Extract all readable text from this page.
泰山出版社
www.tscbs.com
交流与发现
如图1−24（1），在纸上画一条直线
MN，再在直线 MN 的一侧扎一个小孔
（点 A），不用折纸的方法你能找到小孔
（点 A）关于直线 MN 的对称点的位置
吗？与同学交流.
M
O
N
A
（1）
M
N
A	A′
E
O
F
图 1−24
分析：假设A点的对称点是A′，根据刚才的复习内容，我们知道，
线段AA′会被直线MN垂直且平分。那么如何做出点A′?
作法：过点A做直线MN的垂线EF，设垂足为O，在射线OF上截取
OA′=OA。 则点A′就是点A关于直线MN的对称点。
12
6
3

-=-=-

▶ [Your task] Quote each line of the listing above exactly.

▶ [Answer to this task]
Extract all readable text from this page.
泰山出版社
www.tscbs.com
交流与发现
如图1−24（1），在纸上画一条直线
MN，再在直线 MN 的一侧扎一个小孔
（点 A），不用折纸的方法你能找到小孔
（点 A）关于直线 MN 的对称点的位置
吗？与同学交流.
M
O
N
A
（1）
M
N
A	A′
E
O
F
图 1−24
分析：假设A点的对称点是A′，根据刚才的复习内容，我们知道，
线段AA′会被直线MN垂直且平分。那么如何做出点A′?
作法：过点A做直线MN的垂线EF，设垂足为O，在射线OF上截取
OA′=OA。 则点A′就是点A关于直线MN的对称点。
12
6
3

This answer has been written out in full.